### Input data ###

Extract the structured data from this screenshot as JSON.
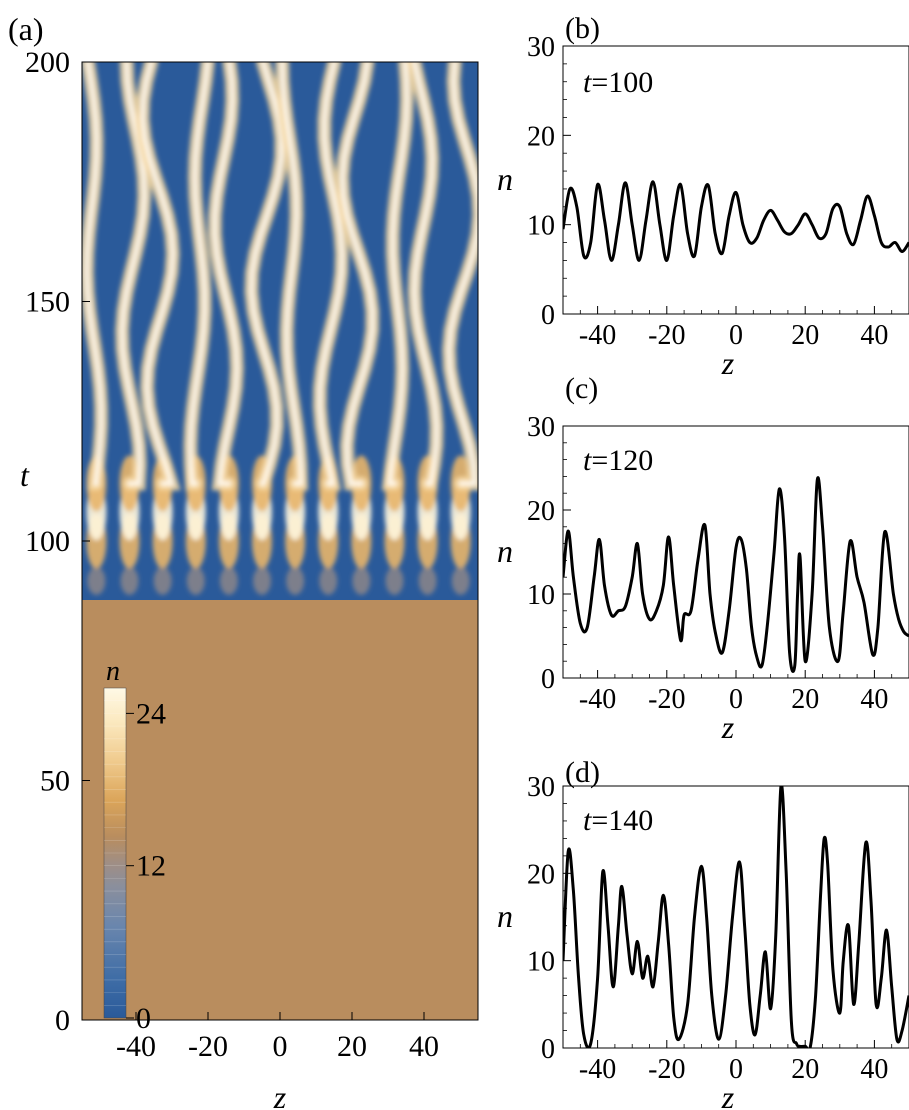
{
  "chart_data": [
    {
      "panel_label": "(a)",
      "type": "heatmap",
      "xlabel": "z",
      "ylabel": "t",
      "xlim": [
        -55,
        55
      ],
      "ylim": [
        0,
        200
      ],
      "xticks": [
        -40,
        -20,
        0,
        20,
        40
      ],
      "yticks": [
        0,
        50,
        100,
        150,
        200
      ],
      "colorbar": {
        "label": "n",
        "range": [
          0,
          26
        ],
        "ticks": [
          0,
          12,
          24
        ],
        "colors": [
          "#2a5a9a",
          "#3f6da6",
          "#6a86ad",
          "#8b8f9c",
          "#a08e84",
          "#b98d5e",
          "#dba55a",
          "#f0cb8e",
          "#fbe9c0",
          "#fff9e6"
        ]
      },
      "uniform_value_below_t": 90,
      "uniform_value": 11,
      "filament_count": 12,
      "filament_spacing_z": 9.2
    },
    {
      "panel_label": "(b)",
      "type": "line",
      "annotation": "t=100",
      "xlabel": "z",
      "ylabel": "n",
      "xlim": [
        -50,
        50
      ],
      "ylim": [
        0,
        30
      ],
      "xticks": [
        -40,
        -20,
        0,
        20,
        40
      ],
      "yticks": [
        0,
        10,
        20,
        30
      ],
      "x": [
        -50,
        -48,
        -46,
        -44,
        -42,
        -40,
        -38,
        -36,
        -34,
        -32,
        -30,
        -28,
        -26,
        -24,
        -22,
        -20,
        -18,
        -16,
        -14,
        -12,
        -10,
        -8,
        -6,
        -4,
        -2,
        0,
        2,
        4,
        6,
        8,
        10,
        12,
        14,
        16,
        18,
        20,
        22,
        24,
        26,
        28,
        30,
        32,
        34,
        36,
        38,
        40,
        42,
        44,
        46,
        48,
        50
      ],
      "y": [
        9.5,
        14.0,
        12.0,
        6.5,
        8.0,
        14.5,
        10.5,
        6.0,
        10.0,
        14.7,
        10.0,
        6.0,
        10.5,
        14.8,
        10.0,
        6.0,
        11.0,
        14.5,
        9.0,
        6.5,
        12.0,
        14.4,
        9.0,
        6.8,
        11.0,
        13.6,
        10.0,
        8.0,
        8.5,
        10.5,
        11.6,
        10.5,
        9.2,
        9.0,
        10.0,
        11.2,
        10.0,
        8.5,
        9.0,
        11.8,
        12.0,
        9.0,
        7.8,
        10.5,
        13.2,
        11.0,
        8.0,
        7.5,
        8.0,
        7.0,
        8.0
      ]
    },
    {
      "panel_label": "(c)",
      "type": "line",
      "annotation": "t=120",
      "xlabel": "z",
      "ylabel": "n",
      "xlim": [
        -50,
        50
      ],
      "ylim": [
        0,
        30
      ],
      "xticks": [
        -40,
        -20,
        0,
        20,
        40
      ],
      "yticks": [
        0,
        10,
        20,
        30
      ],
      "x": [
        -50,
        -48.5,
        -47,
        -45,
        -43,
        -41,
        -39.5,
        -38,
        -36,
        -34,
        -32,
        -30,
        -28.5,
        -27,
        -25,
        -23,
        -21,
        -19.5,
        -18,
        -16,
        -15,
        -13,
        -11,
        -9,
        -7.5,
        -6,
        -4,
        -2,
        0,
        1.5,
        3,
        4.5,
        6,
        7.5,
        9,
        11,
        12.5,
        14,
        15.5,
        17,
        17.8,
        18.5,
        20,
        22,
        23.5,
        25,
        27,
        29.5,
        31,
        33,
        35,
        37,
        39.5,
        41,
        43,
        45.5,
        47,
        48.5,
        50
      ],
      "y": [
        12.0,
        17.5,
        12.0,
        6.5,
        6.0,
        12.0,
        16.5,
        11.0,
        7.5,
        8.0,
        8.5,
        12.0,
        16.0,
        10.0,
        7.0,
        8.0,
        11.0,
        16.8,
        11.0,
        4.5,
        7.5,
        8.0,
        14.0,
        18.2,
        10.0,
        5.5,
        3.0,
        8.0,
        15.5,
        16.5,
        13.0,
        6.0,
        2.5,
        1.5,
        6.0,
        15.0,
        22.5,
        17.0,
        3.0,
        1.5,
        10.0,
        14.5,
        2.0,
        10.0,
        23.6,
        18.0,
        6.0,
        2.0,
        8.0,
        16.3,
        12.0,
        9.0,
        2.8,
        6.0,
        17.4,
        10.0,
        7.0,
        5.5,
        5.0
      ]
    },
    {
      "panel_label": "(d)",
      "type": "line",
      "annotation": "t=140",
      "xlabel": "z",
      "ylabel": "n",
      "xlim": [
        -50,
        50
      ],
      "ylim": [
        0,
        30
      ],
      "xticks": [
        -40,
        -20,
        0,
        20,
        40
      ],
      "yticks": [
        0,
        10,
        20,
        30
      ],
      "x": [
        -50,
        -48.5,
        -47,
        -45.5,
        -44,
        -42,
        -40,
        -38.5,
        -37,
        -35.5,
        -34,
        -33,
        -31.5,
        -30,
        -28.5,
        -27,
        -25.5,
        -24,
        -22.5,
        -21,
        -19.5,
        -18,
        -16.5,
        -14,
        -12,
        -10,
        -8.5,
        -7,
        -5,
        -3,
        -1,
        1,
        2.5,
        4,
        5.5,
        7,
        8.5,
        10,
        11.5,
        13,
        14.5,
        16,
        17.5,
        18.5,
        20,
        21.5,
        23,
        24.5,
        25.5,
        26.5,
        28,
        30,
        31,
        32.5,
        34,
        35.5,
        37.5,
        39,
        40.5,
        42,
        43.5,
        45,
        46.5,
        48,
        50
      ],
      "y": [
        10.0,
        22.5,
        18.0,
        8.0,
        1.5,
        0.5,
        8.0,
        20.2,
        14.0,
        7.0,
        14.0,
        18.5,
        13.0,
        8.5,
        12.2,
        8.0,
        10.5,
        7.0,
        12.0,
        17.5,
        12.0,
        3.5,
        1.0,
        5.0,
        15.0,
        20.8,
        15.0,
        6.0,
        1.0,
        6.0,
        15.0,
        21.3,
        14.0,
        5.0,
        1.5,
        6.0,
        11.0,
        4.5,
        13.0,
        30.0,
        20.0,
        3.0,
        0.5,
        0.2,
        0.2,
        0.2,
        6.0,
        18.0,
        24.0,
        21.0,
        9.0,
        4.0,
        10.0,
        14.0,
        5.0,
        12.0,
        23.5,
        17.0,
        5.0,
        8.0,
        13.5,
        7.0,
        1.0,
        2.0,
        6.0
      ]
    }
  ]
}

###

(Instructions to follow) Omit the pictures, then output the rest of the listing exactly.

(Solved exercise)
Extract the structured data from this screenshot as JSON.
{
  "chart_data": [
    {
      "panel_label": "(a)",
      "type": "heatmap",
      "xlabel": "z",
      "ylabel": "t",
      "xlim": [
        -55,
        55
      ],
      "ylim": [
        0,
        200
      ],
      "xticks": [
        -40,
        -20,
        0,
        20,
        40
      ],
      "yticks": [
        0,
        50,
        100,
        150,
        200
      ],
      "colorbar": {
        "label": "n",
        "range": [
          0,
          26
        ],
        "ticks": [
          0,
          12,
          24
        ],
        "colors": [
          "#2a5a9a",
          "#3f6da6",
          "#6a86ad",
          "#8b8f9c",
          "#a08e84",
          "#b98d5e",
          "#dba55a",
          "#f0cb8e",
          "#fbe9c0",
          "#fff9e6"
        ]
      },
      "uniform_value_below_t": 90,
      "uniform_value": 11,
      "filament_count": 12,
      "filament_spacing_z": 9.2
    },
    {
      "panel_label": "(b)",
      "type": "line",
      "annotation": "t=100",
      "xlabel": "z",
      "ylabel": "n",
      "xlim": [
        -50,
        50
      ],
      "ylim": [
        0,
        30
      ],
      "xticks": [
        -40,
        -20,
        0,
        20,
        40
      ],
      "yticks": [
        0,
        10,
        20,
        30
      ],
      "x": [
        -50,
        -48,
        -46,
        -44,
        -42,
        -40,
        -38,
        -36,
        -34,
        -32,
        -30,
        -28,
        -26,
        -24,
        -22,
        -20,
        -18,
        -16,
        -14,
        -12,
        -10,
        -8,
        -6,
        -4,
        -2,
        0,
        2,
        4,
        6,
        8,
        10,
        12,
        14,
        16,
        18,
        20,
        22,
        24,
        26,
        28,
        30,
        32,
        34,
        36,
        38,
        40,
        42,
        44,
        46,
        48,
        50
      ],
      "y": [
        9.5,
        14.0,
        12.0,
        6.5,
        8.0,
        14.5,
        10.5,
        6.0,
        10.0,
        14.7,
        10.0,
        6.0,
        10.5,
        14.8,
        10.0,
        6.0,
        11.0,
        14.5,
        9.0,
        6.5,
        12.0,
        14.4,
        9.0,
        6.8,
        11.0,
        13.6,
        10.0,
        8.0,
        8.5,
        10.5,
        11.6,
        10.5,
        9.2,
        9.0,
        10.0,
        11.2,
        10.0,
        8.5,
        9.0,
        11.8,
        12.0,
        9.0,
        7.8,
        10.5,
        13.2,
        11.0,
        8.0,
        7.5,
        8.0,
        7.0,
        8.0
      ]
    },
    {
      "panel_label": "(c)",
      "type": "line",
      "annotation": "t=120",
      "xlabel": "z",
      "ylabel": "n",
      "xlim": [
        -50,
        50
      ],
      "ylim": [
        0,
        30
      ],
      "xticks": [
        -40,
        -20,
        0,
        20,
        40
      ],
      "yticks": [
        0,
        10,
        20,
        30
      ],
      "x": [
        -50,
        -48.5,
        -47,
        -45,
        -43,
        -41,
        -39.5,
        -38,
        -36,
        -34,
        -32,
        -30,
        -28.5,
        -27,
        -25,
        -23,
        -21,
        -19.5,
        -18,
        -16,
        -15,
        -13,
        -11,
        -9,
        -7.5,
        -6,
        -4,
        -2,
        0,
        1.5,
        3,
        4.5,
        6,
        7.5,
        9,
        11,
        12.5,
        14,
        15.5,
        17,
        17.8,
        18.5,
        20,
        22,
        23.5,
        25,
        27,
        29.5,
        31,
        33,
        35,
        37,
        39.5,
        41,
        43,
        45.5,
        47,
        48.5,
        50
      ],
      "y": [
        12.0,
        17.5,
        12.0,
        6.5,
        6.0,
        12.0,
        16.5,
        11.0,
        7.5,
        8.0,
        8.5,
        12.0,
        16.0,
        10.0,
        7.0,
        8.0,
        11.0,
        16.8,
        11.0,
        4.5,
        7.5,
        8.0,
        14.0,
        18.2,
        10.0,
        5.5,
        3.0,
        8.0,
        15.5,
        16.5,
        13.0,
        6.0,
        2.5,
        1.5,
        6.0,
        15.0,
        22.5,
        17.0,
        3.0,
        1.5,
        10.0,
        14.5,
        2.0,
        10.0,
        23.6,
        18.0,
        6.0,
        2.0,
        8.0,
        16.3,
        12.0,
        9.0,
        2.8,
        6.0,
        17.4,
        10.0,
        7.0,
        5.5,
        5.0
      ]
    },
    {
      "panel_label": "(d)",
      "type": "line",
      "annotation": "t=140",
      "xlabel": "z",
      "ylabel": "n",
      "xlim": [
        -50,
        50
      ],
      "ylim": [
        0,
        30
      ],
      "xticks": [
        -40,
        -20,
        0,
        20,
        40
      ],
      "yticks": [
        0,
        10,
        20,
        30
      ],
      "x": [
        -50,
        -48.5,
        -47,
        -45.5,
        -44,
        -42,
        -40,
        -38.5,
        -37,
        -35.5,
        -34,
        -33,
        -31.5,
        -30,
        -28.5,
        -27,
        -25.5,
        -24,
        -22.5,
        -21,
        -19.5,
        -18,
        -16.5,
        -14,
        -12,
        -10,
        -8.5,
        -7,
        -5,
        -3,
        -1,
        1,
        2.5,
        4,
        5.5,
        7,
        8.5,
        10,
        11.5,
        13,
        14.5,
        16,
        17.5,
        18.5,
        20,
        21.5,
        23,
        24.5,
        25.5,
        26.5,
        28,
        30,
        31,
        32.5,
        34,
        35.5,
        37.5,
        39,
        40.5,
        42,
        43.5,
        45,
        46.5,
        48,
        50
      ],
      "y": [
        10.0,
        22.5,
        18.0,
        8.0,
        1.5,
        0.5,
        8.0,
        20.2,
        14.0,
        7.0,
        14.0,
        18.5,
        13.0,
        8.5,
        12.2,
        8.0,
        10.5,
        7.0,
        12.0,
        17.5,
        12.0,
        3.5,
        1.0,
        5.0,
        15.0,
        20.8,
        15.0,
        6.0,
        1.0,
        6.0,
        15.0,
        21.3,
        14.0,
        5.0,
        1.5,
        6.0,
        11.0,
        4.5,
        13.0,
        30.0,
        20.0,
        3.0,
        0.5,
        0.2,
        0.2,
        0.2,
        6.0,
        18.0,
        24.0,
        21.0,
        9.0,
        4.0,
        10.0,
        14.0,
        5.0,
        12.0,
        23.5,
        17.0,
        5.0,
        8.0,
        13.5,
        7.0,
        1.0,
        2.0,
        6.0
      ]
    }
  ]
}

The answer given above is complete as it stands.